● **Instructions for the task**
Reproduce the rows from the very first one through the row containing "- demand-bar: [650, 152, 661, 422]", both included, without changing anything.

[Dataset rows]
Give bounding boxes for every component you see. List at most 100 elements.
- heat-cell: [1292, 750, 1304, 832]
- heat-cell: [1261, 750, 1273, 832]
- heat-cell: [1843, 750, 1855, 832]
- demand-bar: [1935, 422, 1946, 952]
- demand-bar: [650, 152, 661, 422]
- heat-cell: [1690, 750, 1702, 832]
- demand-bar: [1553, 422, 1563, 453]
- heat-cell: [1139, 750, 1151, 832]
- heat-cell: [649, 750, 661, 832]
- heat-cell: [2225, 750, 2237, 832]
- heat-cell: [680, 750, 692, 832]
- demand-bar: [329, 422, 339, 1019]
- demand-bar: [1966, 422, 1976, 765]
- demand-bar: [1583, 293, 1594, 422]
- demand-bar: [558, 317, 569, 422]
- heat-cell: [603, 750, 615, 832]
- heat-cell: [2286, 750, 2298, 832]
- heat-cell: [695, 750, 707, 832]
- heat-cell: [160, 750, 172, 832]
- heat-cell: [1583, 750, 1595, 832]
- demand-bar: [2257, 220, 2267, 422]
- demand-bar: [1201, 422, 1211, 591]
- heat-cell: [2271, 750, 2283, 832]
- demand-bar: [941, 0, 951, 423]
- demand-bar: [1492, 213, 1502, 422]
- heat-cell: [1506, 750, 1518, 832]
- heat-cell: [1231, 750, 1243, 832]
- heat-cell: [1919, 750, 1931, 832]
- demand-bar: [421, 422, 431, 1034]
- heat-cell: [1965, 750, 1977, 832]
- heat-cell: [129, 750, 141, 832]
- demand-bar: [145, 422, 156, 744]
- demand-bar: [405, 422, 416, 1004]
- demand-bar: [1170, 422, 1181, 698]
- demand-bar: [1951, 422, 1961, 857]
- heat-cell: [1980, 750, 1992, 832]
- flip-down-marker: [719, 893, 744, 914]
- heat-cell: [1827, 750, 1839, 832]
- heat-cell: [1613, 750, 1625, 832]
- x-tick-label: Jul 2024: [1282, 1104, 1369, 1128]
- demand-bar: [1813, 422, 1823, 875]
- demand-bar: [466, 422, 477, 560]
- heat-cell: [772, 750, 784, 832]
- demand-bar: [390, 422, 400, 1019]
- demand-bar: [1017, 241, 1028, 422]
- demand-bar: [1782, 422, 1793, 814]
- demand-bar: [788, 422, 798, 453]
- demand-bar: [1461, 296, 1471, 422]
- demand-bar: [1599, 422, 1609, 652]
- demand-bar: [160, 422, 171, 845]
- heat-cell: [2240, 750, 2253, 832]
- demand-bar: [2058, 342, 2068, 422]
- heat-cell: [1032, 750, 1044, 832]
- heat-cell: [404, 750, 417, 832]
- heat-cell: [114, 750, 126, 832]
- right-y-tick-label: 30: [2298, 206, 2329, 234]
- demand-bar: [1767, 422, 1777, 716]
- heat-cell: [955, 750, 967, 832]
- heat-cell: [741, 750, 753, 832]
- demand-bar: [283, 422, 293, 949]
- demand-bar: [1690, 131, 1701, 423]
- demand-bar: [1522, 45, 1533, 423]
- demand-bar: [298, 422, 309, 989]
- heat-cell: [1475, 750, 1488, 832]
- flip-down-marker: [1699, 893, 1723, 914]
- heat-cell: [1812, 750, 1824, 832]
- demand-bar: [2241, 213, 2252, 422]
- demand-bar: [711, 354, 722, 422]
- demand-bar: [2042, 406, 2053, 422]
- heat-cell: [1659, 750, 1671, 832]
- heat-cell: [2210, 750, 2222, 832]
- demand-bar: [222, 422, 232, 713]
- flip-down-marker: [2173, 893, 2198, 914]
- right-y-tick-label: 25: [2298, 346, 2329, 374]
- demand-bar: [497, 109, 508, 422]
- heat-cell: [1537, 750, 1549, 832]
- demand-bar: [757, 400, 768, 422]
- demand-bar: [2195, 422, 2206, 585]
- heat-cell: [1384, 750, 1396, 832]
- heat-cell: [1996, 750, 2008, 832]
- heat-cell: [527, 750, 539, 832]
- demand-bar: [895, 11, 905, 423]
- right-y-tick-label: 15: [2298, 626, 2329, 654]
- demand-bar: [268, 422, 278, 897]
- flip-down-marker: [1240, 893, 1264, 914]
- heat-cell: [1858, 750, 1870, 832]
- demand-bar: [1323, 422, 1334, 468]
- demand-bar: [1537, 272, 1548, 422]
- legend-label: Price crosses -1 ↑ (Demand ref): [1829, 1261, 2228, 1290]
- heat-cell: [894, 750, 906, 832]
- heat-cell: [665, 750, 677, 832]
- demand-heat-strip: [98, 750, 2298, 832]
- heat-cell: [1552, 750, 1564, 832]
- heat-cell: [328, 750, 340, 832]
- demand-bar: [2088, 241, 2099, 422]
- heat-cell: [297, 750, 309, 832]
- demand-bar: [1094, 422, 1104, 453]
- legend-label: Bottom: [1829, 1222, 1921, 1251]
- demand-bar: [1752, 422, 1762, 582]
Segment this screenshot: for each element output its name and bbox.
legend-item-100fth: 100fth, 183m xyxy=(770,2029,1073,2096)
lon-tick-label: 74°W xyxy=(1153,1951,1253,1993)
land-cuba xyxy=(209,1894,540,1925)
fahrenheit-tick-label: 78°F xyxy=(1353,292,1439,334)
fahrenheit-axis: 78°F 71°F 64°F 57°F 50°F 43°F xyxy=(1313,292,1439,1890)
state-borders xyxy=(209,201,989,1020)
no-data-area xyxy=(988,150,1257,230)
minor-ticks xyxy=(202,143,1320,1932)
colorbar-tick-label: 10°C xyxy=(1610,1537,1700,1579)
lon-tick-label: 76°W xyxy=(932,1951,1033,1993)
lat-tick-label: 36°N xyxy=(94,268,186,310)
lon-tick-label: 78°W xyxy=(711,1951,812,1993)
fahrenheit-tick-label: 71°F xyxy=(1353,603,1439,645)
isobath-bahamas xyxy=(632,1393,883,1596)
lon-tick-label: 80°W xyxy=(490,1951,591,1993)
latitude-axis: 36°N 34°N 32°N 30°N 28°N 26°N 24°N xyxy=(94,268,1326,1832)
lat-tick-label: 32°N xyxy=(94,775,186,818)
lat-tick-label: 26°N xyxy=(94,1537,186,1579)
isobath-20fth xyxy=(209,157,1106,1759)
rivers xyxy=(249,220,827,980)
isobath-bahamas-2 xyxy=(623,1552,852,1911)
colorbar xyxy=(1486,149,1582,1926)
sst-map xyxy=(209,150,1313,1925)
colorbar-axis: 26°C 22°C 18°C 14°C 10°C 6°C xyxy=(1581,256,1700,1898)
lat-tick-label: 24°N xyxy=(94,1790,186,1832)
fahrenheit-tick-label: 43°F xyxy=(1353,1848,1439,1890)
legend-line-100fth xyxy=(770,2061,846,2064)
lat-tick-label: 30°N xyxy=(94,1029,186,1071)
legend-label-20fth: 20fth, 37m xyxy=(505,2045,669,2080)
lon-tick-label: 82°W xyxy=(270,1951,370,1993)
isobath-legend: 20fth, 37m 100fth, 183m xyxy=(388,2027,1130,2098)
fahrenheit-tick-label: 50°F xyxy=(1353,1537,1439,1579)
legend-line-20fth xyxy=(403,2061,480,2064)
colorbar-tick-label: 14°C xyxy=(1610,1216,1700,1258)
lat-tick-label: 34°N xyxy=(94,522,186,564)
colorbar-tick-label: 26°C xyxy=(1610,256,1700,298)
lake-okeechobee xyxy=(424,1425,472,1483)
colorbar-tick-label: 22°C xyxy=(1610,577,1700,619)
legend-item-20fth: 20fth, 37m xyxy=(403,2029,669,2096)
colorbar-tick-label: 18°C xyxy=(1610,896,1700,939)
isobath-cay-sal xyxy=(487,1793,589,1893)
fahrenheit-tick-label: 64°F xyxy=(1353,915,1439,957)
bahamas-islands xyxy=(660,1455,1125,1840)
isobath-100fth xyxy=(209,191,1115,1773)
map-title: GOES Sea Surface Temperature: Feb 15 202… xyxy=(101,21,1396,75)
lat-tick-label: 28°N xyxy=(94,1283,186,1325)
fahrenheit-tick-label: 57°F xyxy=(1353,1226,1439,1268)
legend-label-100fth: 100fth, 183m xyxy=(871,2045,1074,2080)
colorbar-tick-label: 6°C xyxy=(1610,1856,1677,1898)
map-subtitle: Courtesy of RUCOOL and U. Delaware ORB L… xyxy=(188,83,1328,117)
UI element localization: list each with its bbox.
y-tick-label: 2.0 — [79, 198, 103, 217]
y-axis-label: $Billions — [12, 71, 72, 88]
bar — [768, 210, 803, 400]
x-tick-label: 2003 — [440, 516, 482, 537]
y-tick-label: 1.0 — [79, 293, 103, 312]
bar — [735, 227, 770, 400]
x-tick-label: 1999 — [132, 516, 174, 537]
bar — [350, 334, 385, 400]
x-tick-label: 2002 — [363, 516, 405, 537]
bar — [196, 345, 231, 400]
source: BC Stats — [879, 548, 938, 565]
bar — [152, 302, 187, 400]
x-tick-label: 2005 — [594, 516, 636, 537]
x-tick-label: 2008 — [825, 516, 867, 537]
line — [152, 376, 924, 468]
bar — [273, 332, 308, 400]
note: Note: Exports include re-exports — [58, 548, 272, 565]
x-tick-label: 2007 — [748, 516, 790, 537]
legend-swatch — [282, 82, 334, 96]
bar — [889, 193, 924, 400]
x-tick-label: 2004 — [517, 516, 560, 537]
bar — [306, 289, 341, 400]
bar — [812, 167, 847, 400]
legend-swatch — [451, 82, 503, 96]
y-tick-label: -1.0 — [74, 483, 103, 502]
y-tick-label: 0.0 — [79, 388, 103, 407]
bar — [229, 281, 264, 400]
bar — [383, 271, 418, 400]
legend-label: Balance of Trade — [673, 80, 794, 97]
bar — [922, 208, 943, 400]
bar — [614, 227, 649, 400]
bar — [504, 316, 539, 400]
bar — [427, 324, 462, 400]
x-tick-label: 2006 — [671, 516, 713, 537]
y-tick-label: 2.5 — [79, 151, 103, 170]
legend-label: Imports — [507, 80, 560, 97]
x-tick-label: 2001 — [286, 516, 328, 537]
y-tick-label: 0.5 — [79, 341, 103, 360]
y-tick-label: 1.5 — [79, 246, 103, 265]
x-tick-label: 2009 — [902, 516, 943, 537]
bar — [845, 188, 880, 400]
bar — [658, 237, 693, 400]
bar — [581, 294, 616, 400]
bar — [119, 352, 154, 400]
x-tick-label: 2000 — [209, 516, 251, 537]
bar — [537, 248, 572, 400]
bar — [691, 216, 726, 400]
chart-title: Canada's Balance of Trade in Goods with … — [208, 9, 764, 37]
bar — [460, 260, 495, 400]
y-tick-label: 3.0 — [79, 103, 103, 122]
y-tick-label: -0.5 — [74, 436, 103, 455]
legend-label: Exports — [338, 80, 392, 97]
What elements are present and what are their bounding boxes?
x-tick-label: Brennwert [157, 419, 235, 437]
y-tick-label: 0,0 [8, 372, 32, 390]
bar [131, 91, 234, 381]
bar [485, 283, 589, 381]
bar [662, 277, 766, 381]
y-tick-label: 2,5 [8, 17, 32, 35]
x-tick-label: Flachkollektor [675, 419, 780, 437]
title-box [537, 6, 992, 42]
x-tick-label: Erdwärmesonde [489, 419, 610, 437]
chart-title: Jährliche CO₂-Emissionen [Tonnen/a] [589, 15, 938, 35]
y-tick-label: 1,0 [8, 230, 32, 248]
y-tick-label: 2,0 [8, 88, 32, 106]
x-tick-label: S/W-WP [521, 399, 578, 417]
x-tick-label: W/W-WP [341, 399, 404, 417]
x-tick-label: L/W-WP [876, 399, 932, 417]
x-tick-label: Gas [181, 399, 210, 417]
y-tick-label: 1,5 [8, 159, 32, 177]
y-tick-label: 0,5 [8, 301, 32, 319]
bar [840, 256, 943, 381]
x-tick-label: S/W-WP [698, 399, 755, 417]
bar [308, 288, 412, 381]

● **Response**
Give bounding boxes for every component you see. List at most 100 elements.
- heat-cell: [1292, 750, 1304, 832]
- heat-cell: [1261, 750, 1273, 832]
- heat-cell: [1843, 750, 1855, 832]
- demand-bar: [1935, 422, 1946, 952]
- demand-bar: [650, 152, 661, 422]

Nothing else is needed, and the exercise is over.